§ **What to produce**: Copy every entry word for word. Skip the pictures.

Dataset items:
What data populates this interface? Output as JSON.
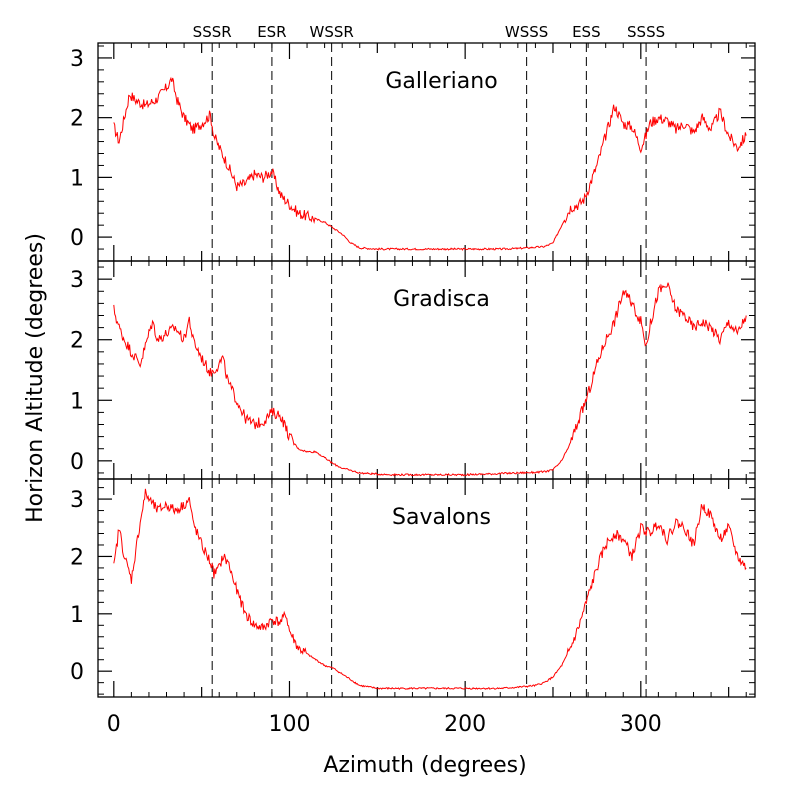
{
  "figure": {
    "xlabel": "Azimuth (degrees)",
    "ylabel": "Horizon Altitude (degrees)"
  },
  "chart_data": [
    {
      "type": "line",
      "title": "Galleriano",
      "xlim": [
        -9,
        365
      ],
      "ylim": [
        -0.4,
        3.25
      ],
      "yticks": [
        0,
        1,
        2,
        3
      ],
      "xticks": [
        0,
        100,
        200,
        300
      ],
      "series": [
        {
          "name": "Galleriano",
          "color": "#ff0000",
          "x": [
            0,
            3,
            6,
            9,
            12,
            18,
            24,
            30,
            33,
            36,
            40,
            45,
            50,
            55,
            57,
            60,
            65,
            70,
            75,
            80,
            85,
            90,
            95,
            100,
            105,
            110,
            115,
            120,
            125,
            130,
            135,
            140,
            150,
            160,
            170,
            180,
            190,
            200,
            210,
            220,
            230,
            240,
            245,
            250,
            255,
            260,
            265,
            268,
            270,
            275,
            280,
            285,
            290,
            295,
            300,
            303,
            305,
            310,
            315,
            320,
            325,
            330,
            335,
            340,
            345,
            350,
            355,
            360
          ],
          "y": [
            1.85,
            1.6,
            2.0,
            2.4,
            2.3,
            2.2,
            2.3,
            2.5,
            2.65,
            2.3,
            2.0,
            1.8,
            1.9,
            2.05,
            1.7,
            1.5,
            1.2,
            0.85,
            0.9,
            1.05,
            1.0,
            1.1,
            0.7,
            0.55,
            0.4,
            0.35,
            0.3,
            0.25,
            0.15,
            0.05,
            -0.1,
            -0.18,
            -0.2,
            -0.2,
            -0.2,
            -0.2,
            -0.2,
            -0.2,
            -0.2,
            -0.2,
            -0.19,
            -0.17,
            -0.16,
            -0.1,
            0.2,
            0.5,
            0.55,
            0.65,
            0.8,
            1.2,
            1.7,
            2.2,
            1.9,
            1.85,
            1.5,
            1.7,
            1.9,
            2.0,
            1.95,
            1.8,
            1.9,
            1.75,
            2.0,
            1.8,
            2.1,
            1.7,
            1.5,
            1.7
          ]
        }
      ],
      "annotations": [
        {
          "x": 56,
          "label": "SSSR"
        },
        {
          "x": 90,
          "label": "ESR"
        },
        {
          "x": 124,
          "label": "WSSR"
        },
        {
          "x": 235,
          "label": "WSSS"
        },
        {
          "x": 269,
          "label": "ESS"
        },
        {
          "x": 303,
          "label": "SSSS"
        }
      ]
    },
    {
      "type": "line",
      "title": "Gradisca",
      "xlim": [
        -9,
        365
      ],
      "ylim": [
        -0.3,
        3.3
      ],
      "yticks": [
        0,
        1,
        2,
        3
      ],
      "xticks": [
        0,
        100,
        200,
        300
      ],
      "series": [
        {
          "name": "Gradisca",
          "color": "#ff0000",
          "x": [
            0,
            3,
            6,
            10,
            15,
            18,
            22,
            25,
            30,
            35,
            40,
            43,
            45,
            50,
            55,
            57,
            60,
            62,
            65,
            70,
            75,
            80,
            85,
            90,
            95,
            100,
            105,
            110,
            115,
            120,
            125,
            130,
            140,
            150,
            160,
            170,
            180,
            190,
            200,
            210,
            220,
            230,
            240,
            245,
            250,
            255,
            260,
            265,
            270,
            275,
            280,
            285,
            290,
            295,
            300,
            303,
            305,
            310,
            315,
            320,
            325,
            330,
            335,
            340,
            345,
            350,
            355,
            360
          ],
          "y": [
            2.5,
            2.2,
            2.0,
            1.8,
            1.6,
            1.9,
            2.3,
            2.0,
            2.1,
            2.2,
            2.0,
            2.35,
            2.0,
            1.7,
            1.45,
            1.5,
            1.6,
            1.7,
            1.3,
            1.0,
            0.7,
            0.6,
            0.65,
            0.8,
            0.75,
            0.4,
            0.2,
            0.15,
            0.15,
            0.05,
            -0.05,
            -0.12,
            -0.2,
            -0.22,
            -0.23,
            -0.23,
            -0.23,
            -0.23,
            -0.23,
            -0.22,
            -0.21,
            -0.2,
            -0.19,
            -0.18,
            -0.15,
            0.0,
            0.3,
            0.7,
            1.1,
            1.6,
            2.0,
            2.3,
            2.8,
            2.6,
            2.3,
            1.9,
            2.2,
            2.8,
            2.9,
            2.5,
            2.4,
            2.2,
            2.3,
            2.2,
            2.0,
            2.3,
            2.1,
            2.4
          ]
        }
      ],
      "annotations": []
    },
    {
      "type": "line",
      "title": "Savalons",
      "xlim": [
        -9,
        365
      ],
      "ylim": [
        -0.45,
        3.35
      ],
      "yticks": [
        0,
        1,
        2,
        3
      ],
      "xticks": [
        0,
        100,
        200,
        300
      ],
      "series": [
        {
          "name": "Savalons",
          "color": "#ff0000",
          "x": [
            0,
            3,
            6,
            10,
            15,
            18,
            20,
            25,
            30,
            35,
            40,
            43,
            45,
            50,
            55,
            57,
            60,
            62,
            65,
            70,
            75,
            80,
            85,
            90,
            95,
            98,
            100,
            105,
            110,
            115,
            120,
            125,
            130,
            140,
            150,
            160,
            170,
            180,
            190,
            200,
            210,
            220,
            230,
            240,
            245,
            250,
            255,
            260,
            265,
            270,
            275,
            280,
            285,
            290,
            295,
            300,
            305,
            310,
            315,
            320,
            325,
            330,
            335,
            340,
            345,
            350,
            355,
            360
          ],
          "y": [
            1.8,
            2.5,
            2.0,
            1.6,
            2.6,
            3.1,
            3.0,
            2.8,
            2.9,
            2.8,
            2.9,
            3.0,
            2.6,
            2.2,
            1.9,
            1.7,
            1.8,
            2.0,
            1.9,
            1.4,
            1.0,
            0.8,
            0.75,
            0.9,
            0.85,
            1.0,
            0.7,
            0.4,
            0.3,
            0.2,
            0.1,
            0.05,
            -0.05,
            -0.25,
            -0.3,
            -0.3,
            -0.3,
            -0.3,
            -0.3,
            -0.3,
            -0.3,
            -0.3,
            -0.28,
            -0.25,
            -0.2,
            -0.1,
            0.1,
            0.4,
            0.8,
            1.3,
            1.8,
            2.2,
            2.4,
            2.3,
            2.0,
            2.5,
            2.4,
            2.6,
            2.3,
            2.6,
            2.5,
            2.2,
            2.9,
            2.7,
            2.3,
            2.5,
            2.0,
            1.8
          ]
        }
      ],
      "annotations": []
    }
  ]
}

§ **Output for this exercise**:
What data populates this interface? Output as JSON.
{
  "figure": {
    "xlabel": "Azimuth (degrees)",
    "ylabel": "Horizon Altitude (degrees)"
  },
  "chart_data": [
    {
      "type": "line",
      "title": "Galleriano",
      "xlim": [
        -9,
        365
      ],
      "ylim": [
        -0.4,
        3.25
      ],
      "yticks": [
        0,
        1,
        2,
        3
      ],
      "xticks": [
        0,
        100,
        200,
        300
      ],
      "series": [
        {
          "name": "Galleriano",
          "color": "#ff0000",
          "x": [
            0,
            3,
            6,
            9,
            12,
            18,
            24,
            30,
            33,
            36,
            40,
            45,
            50,
            55,
            57,
            60,
            65,
            70,
            75,
            80,
            85,
            90,
            95,
            100,
            105,
            110,
            115,
            120,
            125,
            130,
            135,
            140,
            150,
            160,
            170,
            180,
            190,
            200,
            210,
            220,
            230,
            240,
            245,
            250,
            255,
            260,
            265,
            268,
            270,
            275,
            280,
            285,
            290,
            295,
            300,
            303,
            305,
            310,
            315,
            320,
            325,
            330,
            335,
            340,
            345,
            350,
            355,
            360
          ],
          "y": [
            1.85,
            1.6,
            2.0,
            2.4,
            2.3,
            2.2,
            2.3,
            2.5,
            2.65,
            2.3,
            2.0,
            1.8,
            1.9,
            2.05,
            1.7,
            1.5,
            1.2,
            0.85,
            0.9,
            1.05,
            1.0,
            1.1,
            0.7,
            0.55,
            0.4,
            0.35,
            0.3,
            0.25,
            0.15,
            0.05,
            -0.1,
            -0.18,
            -0.2,
            -0.2,
            -0.2,
            -0.2,
            -0.2,
            -0.2,
            -0.2,
            -0.2,
            -0.19,
            -0.17,
            -0.16,
            -0.1,
            0.2,
            0.5,
            0.55,
            0.65,
            0.8,
            1.2,
            1.7,
            2.2,
            1.9,
            1.85,
            1.5,
            1.7,
            1.9,
            2.0,
            1.95,
            1.8,
            1.9,
            1.75,
            2.0,
            1.8,
            2.1,
            1.7,
            1.5,
            1.7
          ]
        }
      ],
      "annotations": [
        {
          "x": 56,
          "label": "SSSR"
        },
        {
          "x": 90,
          "label": "ESR"
        },
        {
          "x": 124,
          "label": "WSSR"
        },
        {
          "x": 235,
          "label": "WSSS"
        },
        {
          "x": 269,
          "label": "ESS"
        },
        {
          "x": 303,
          "label": "SSSS"
        }
      ]
    },
    {
      "type": "line",
      "title": "Gradisca",
      "xlim": [
        -9,
        365
      ],
      "ylim": [
        -0.3,
        3.3
      ],
      "yticks": [
        0,
        1,
        2,
        3
      ],
      "xticks": [
        0,
        100,
        200,
        300
      ],
      "series": [
        {
          "name": "Gradisca",
          "color": "#ff0000",
          "x": [
            0,
            3,
            6,
            10,
            15,
            18,
            22,
            25,
            30,
            35,
            40,
            43,
            45,
            50,
            55,
            57,
            60,
            62,
            65,
            70,
            75,
            80,
            85,
            90,
            95,
            100,
            105,
            110,
            115,
            120,
            125,
            130,
            140,
            150,
            160,
            170,
            180,
            190,
            200,
            210,
            220,
            230,
            240,
            245,
            250,
            255,
            260,
            265,
            270,
            275,
            280,
            285,
            290,
            295,
            300,
            303,
            305,
            310,
            315,
            320,
            325,
            330,
            335,
            340,
            345,
            350,
            355,
            360
          ],
          "y": [
            2.5,
            2.2,
            2.0,
            1.8,
            1.6,
            1.9,
            2.3,
            2.0,
            2.1,
            2.2,
            2.0,
            2.35,
            2.0,
            1.7,
            1.45,
            1.5,
            1.6,
            1.7,
            1.3,
            1.0,
            0.7,
            0.6,
            0.65,
            0.8,
            0.75,
            0.4,
            0.2,
            0.15,
            0.15,
            0.05,
            -0.05,
            -0.12,
            -0.2,
            -0.22,
            -0.23,
            -0.23,
            -0.23,
            -0.23,
            -0.23,
            -0.22,
            -0.21,
            -0.2,
            -0.19,
            -0.18,
            -0.15,
            0.0,
            0.3,
            0.7,
            1.1,
            1.6,
            2.0,
            2.3,
            2.8,
            2.6,
            2.3,
            1.9,
            2.2,
            2.8,
            2.9,
            2.5,
            2.4,
            2.2,
            2.3,
            2.2,
            2.0,
            2.3,
            2.1,
            2.4
          ]
        }
      ],
      "annotations": []
    },
    {
      "type": "line",
      "title": "Savalons",
      "xlim": [
        -9,
        365
      ],
      "ylim": [
        -0.45,
        3.35
      ],
      "yticks": [
        0,
        1,
        2,
        3
      ],
      "xticks": [
        0,
        100,
        200,
        300
      ],
      "series": [
        {
          "name": "Savalons",
          "color": "#ff0000",
          "x": [
            0,
            3,
            6,
            10,
            15,
            18,
            20,
            25,
            30,
            35,
            40,
            43,
            45,
            50,
            55,
            57,
            60,
            62,
            65,
            70,
            75,
            80,
            85,
            90,
            95,
            98,
            100,
            105,
            110,
            115,
            120,
            125,
            130,
            140,
            150,
            160,
            170,
            180,
            190,
            200,
            210,
            220,
            230,
            240,
            245,
            250,
            255,
            260,
            265,
            270,
            275,
            280,
            285,
            290,
            295,
            300,
            305,
            310,
            315,
            320,
            325,
            330,
            335,
            340,
            345,
            350,
            355,
            360
          ],
          "y": [
            1.8,
            2.5,
            2.0,
            1.6,
            2.6,
            3.1,
            3.0,
            2.8,
            2.9,
            2.8,
            2.9,
            3.0,
            2.6,
            2.2,
            1.9,
            1.7,
            1.8,
            2.0,
            1.9,
            1.4,
            1.0,
            0.8,
            0.75,
            0.9,
            0.85,
            1.0,
            0.7,
            0.4,
            0.3,
            0.2,
            0.1,
            0.05,
            -0.05,
            -0.25,
            -0.3,
            -0.3,
            -0.3,
            -0.3,
            -0.3,
            -0.3,
            -0.3,
            -0.3,
            -0.28,
            -0.25,
            -0.2,
            -0.1,
            0.1,
            0.4,
            0.8,
            1.3,
            1.8,
            2.2,
            2.4,
            2.3,
            2.0,
            2.5,
            2.4,
            2.6,
            2.3,
            2.6,
            2.5,
            2.2,
            2.9,
            2.7,
            2.3,
            2.5,
            2.0,
            1.8
          ]
        }
      ],
      "annotations": []
    }
  ]
}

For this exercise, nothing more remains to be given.